# EXERCISE
Repeat, word for word, the line with "Give me a plain-text" and each one after it to the end. No picture goes into the copy.

# RECORDS SHOWN
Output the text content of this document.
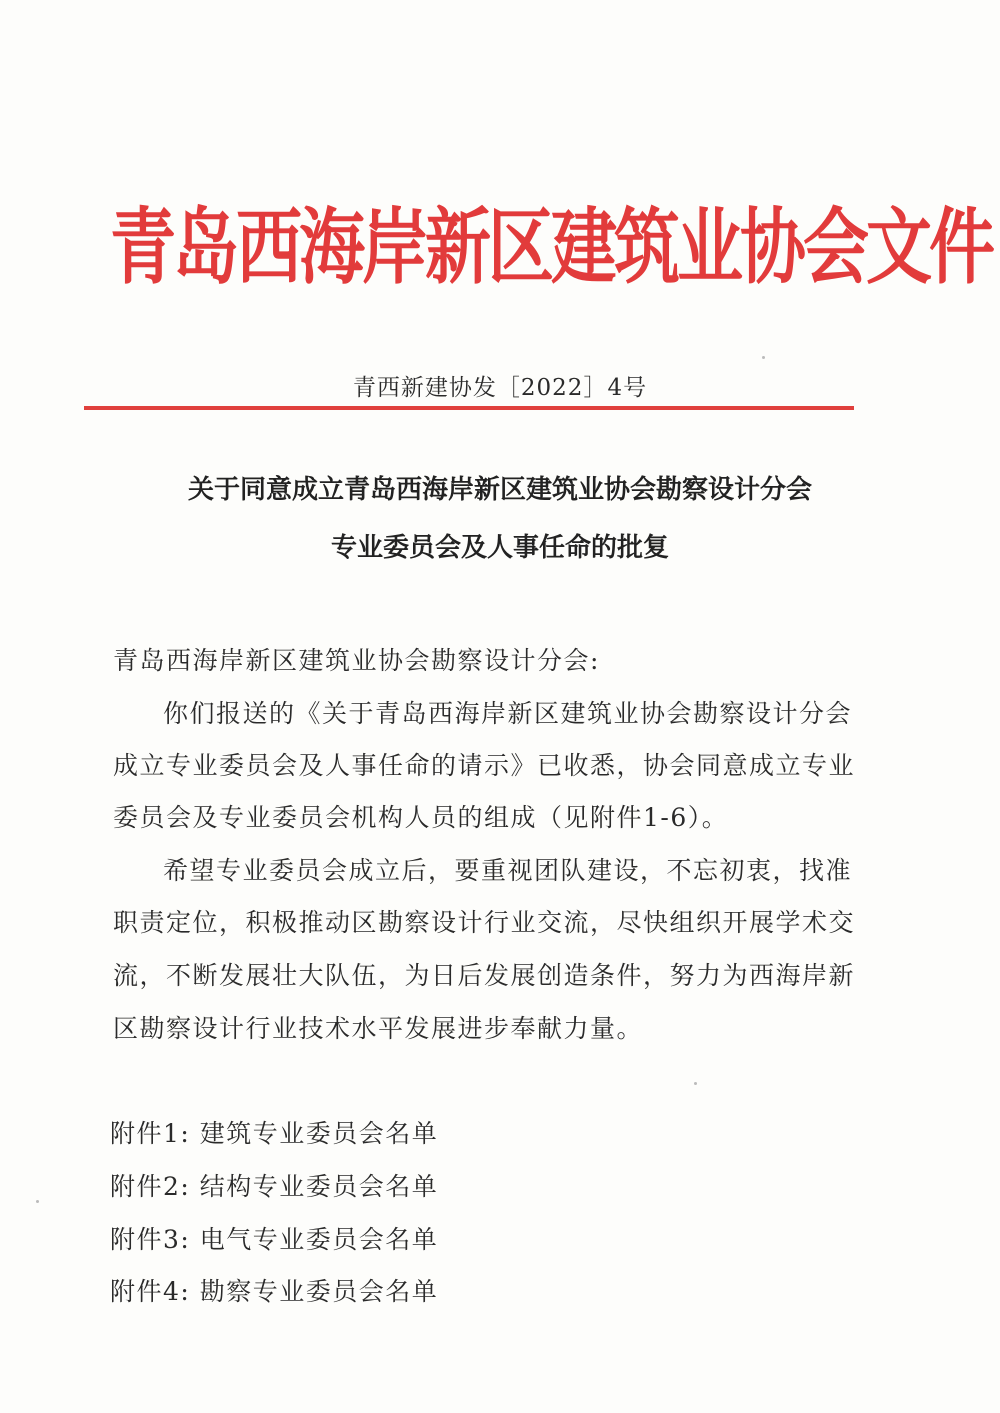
青岛西海岸新区建筑业协会文件
青西新建协发［2022］4号
关于同意成立青岛西海岸新区建筑业协会勘察设计分会
专业委员会及人事任命的批复
青岛西海岸新区建筑业协会勘察设计分会:
你们报送的《关于青岛西海岸新区建筑业协会勘察设计分会
成立专业委员会及人事任命的请示》已收悉，协会同意成立专业
委员会及专业委员会机构人员的组成（见附件1-6）。
希望专业委员会成立后，要重视团队建设，不忘初衷，找准
职责定位，积极推动区勘察设计行业交流，尽快组织开展学术交
流，不断发展壮大队伍，为日后发展创造条件，努力为西海岸新
区勘察设计行业技术水平发展进步奉献力量。
附件1: 建筑专业委员会名单
附件2: 结构专业委员会名单
附件3: 电气专业委员会名单
附件4: 勘察专业委员会名单
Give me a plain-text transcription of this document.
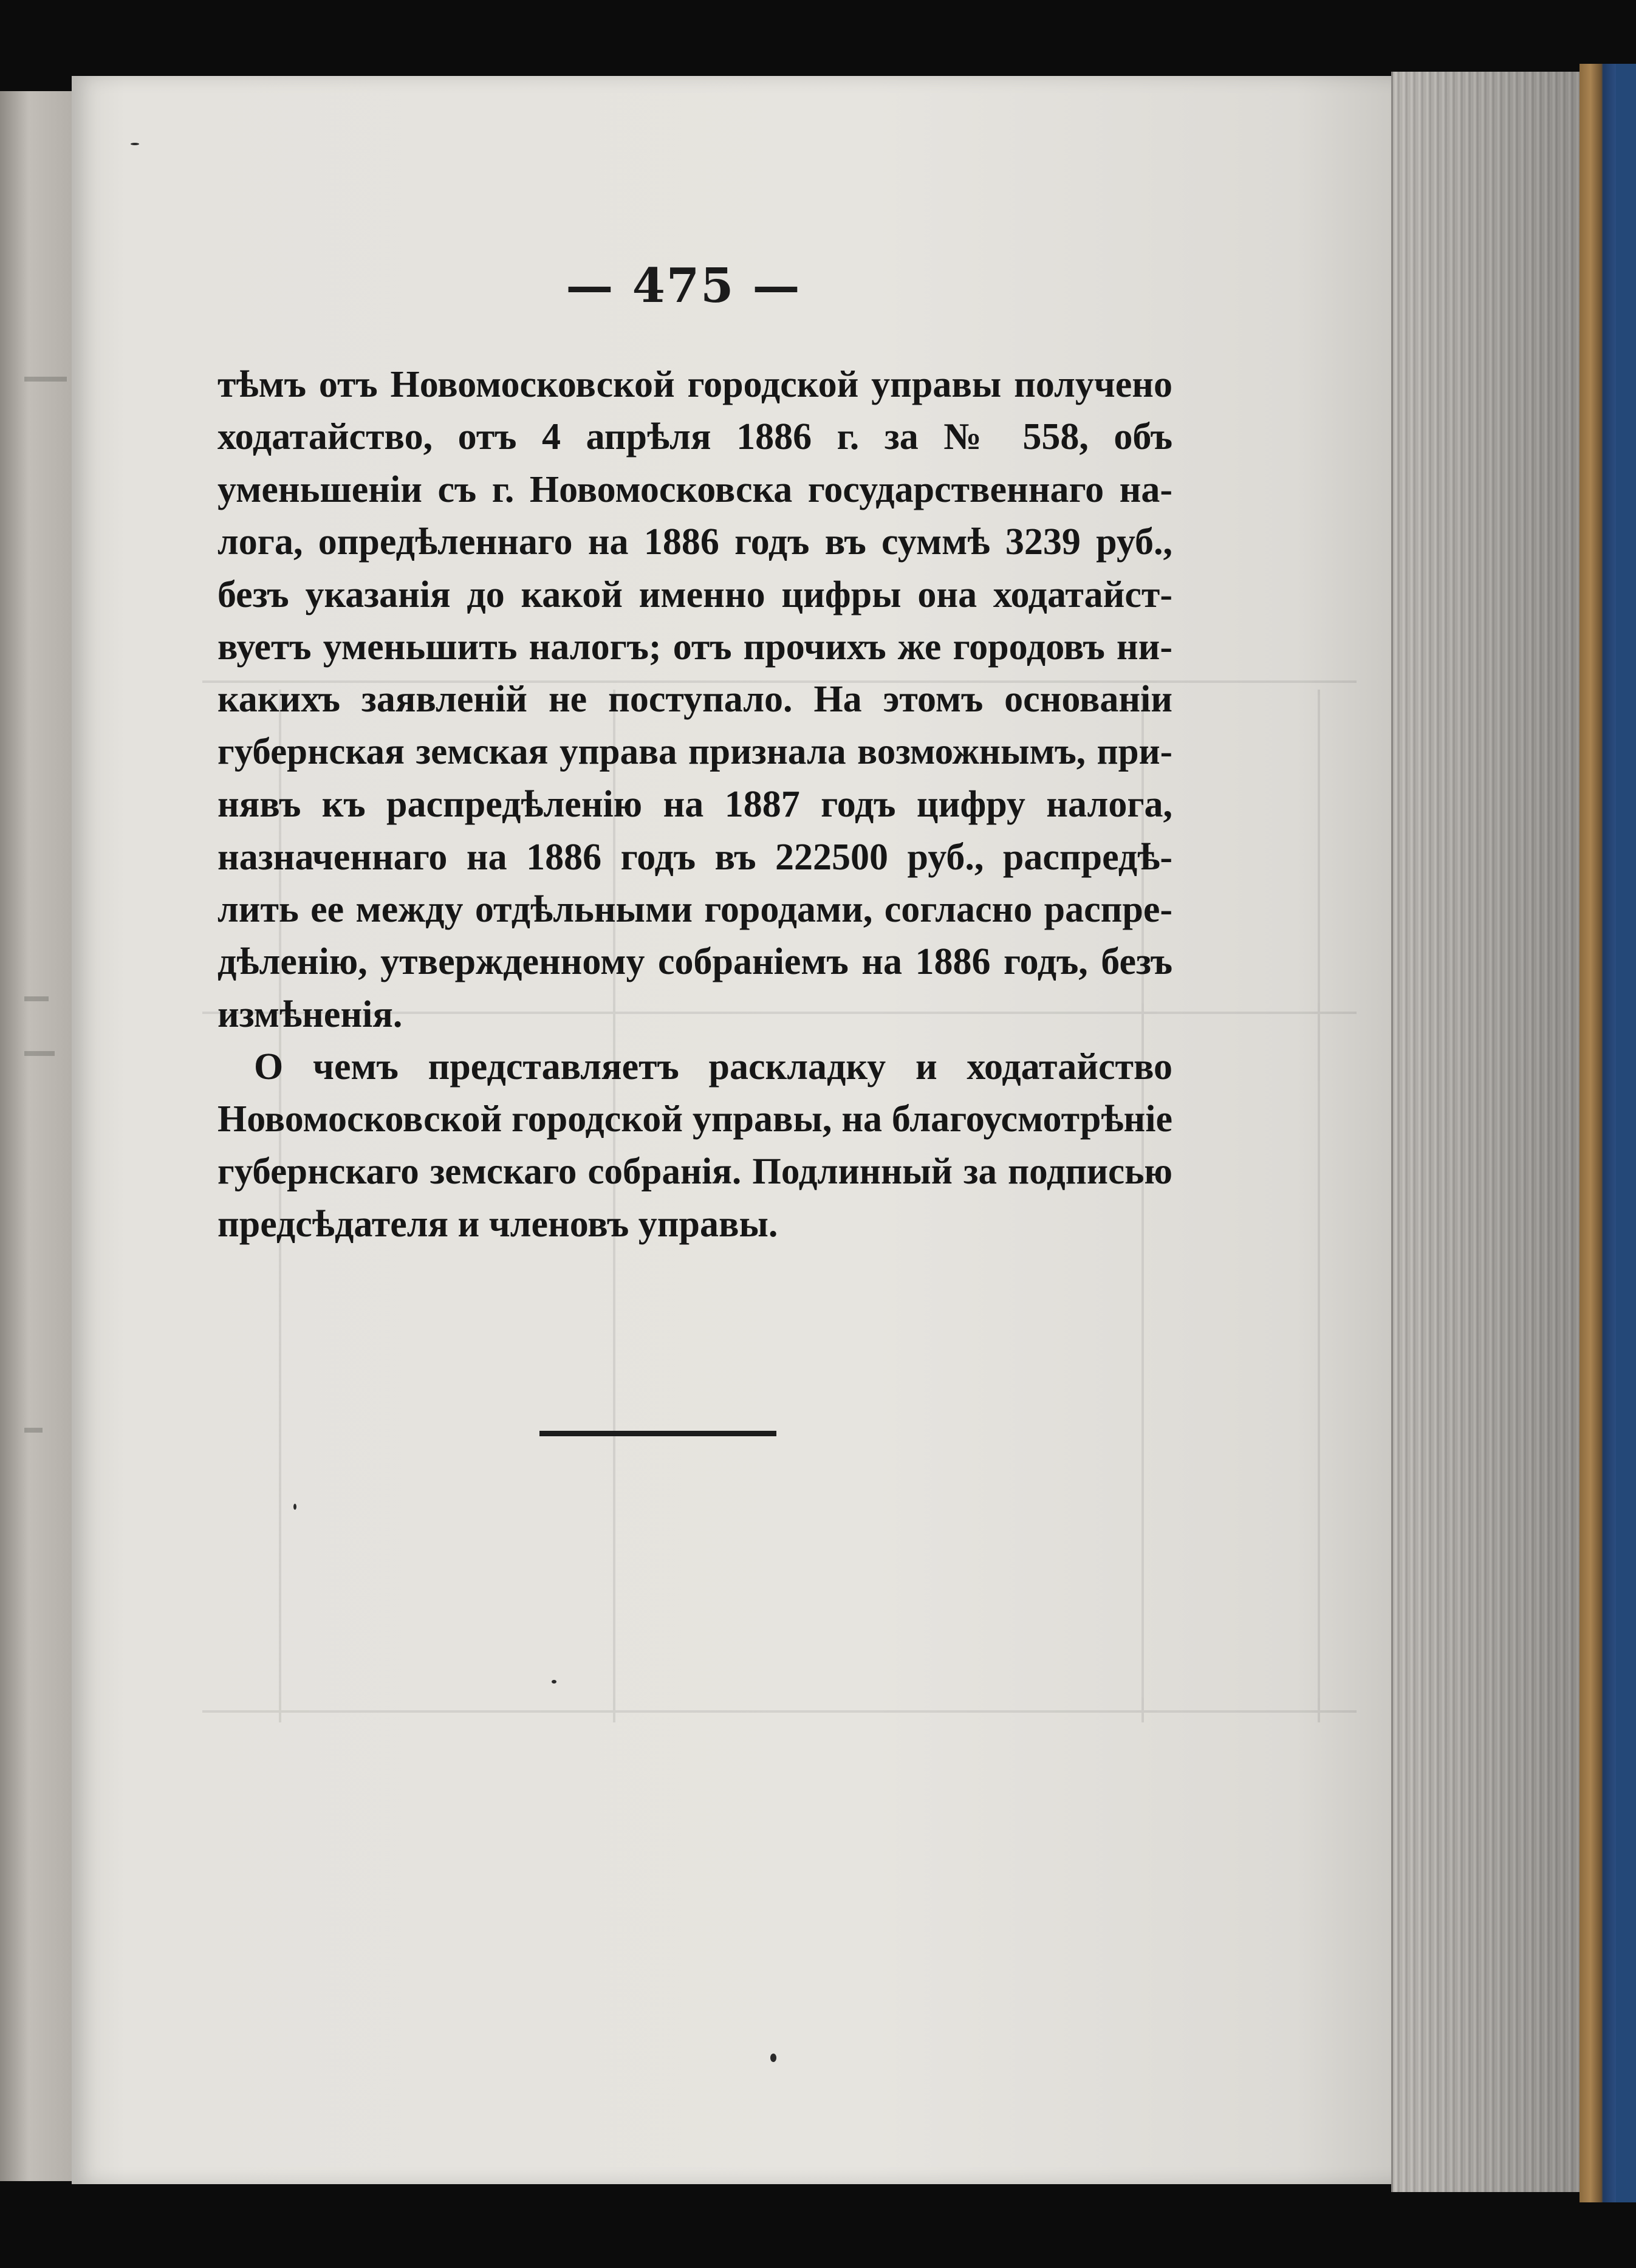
— 475 —
тѣмъ отъ Новомосковской городской управы получено
ходатайство, отъ 4 апрѣля 1886 г. за № 558, объ
уменьшеніи съ г. Новомосковска государственнаго на-
лога, опредѣленнаго на 1886 годъ въ суммѣ 3239 руб.,
безъ указанія до какой именно цифры она ходатайст-
вуетъ уменьшить налогъ; отъ прочихъ же городовъ ни-
какихъ заявленій не поступало. На этомъ основаніи
губернская земская управа признала возможнымъ, при-
нявъ къ распредѣленію на 1887 годъ цифру налога,
назначеннаго на 1886 годъ въ 222500 руб., распредѣ-
лить ее между отдѣльными городами, согласно распре-
дѣленію, утвержденному собраніемъ на 1886 годъ, безъ
измѣненія.
О чемъ представляетъ раскладку и ходатайство
Новомосковской городской управы, на благоусмотрѣніе
губернскаго земскаго собранія. Подлинный за подписью
предсѣдателя и членовъ управы.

# EXERCISE RESPONSE
Give me a plain-text transcription of this document.
— 475 —
тѣмъ отъ Новомосковской городской управы получено
ходатайство, отъ 4 апрѣля 1886 г. за № 558, объ
уменьшеніи съ г. Новомосковска государственнаго на-
лога, опредѣленнаго на 1886 годъ въ суммѣ 3239 руб.,
безъ указанія до какой именно цифры она ходатайст-
вуетъ уменьшить налогъ; отъ прочихъ же городовъ ни-
какихъ заявленій не поступало. На этомъ основаніи
губернская земская управа признала возможнымъ, при-
нявъ къ распредѣленію на 1887 годъ цифру налога,
назначеннаго на 1886 годъ въ 222500 руб., распредѣ-
лить ее между отдѣльными городами, согласно распре-
дѣленію, утвержденному собраніемъ на 1886 годъ, безъ
измѣненія.
О чемъ представляетъ раскладку и ходатайство
Новомосковской городской управы, на благоусмотрѣніе
губернскаго земскаго собранія. Подлинный за подписью
предсѣдателя и членовъ управы.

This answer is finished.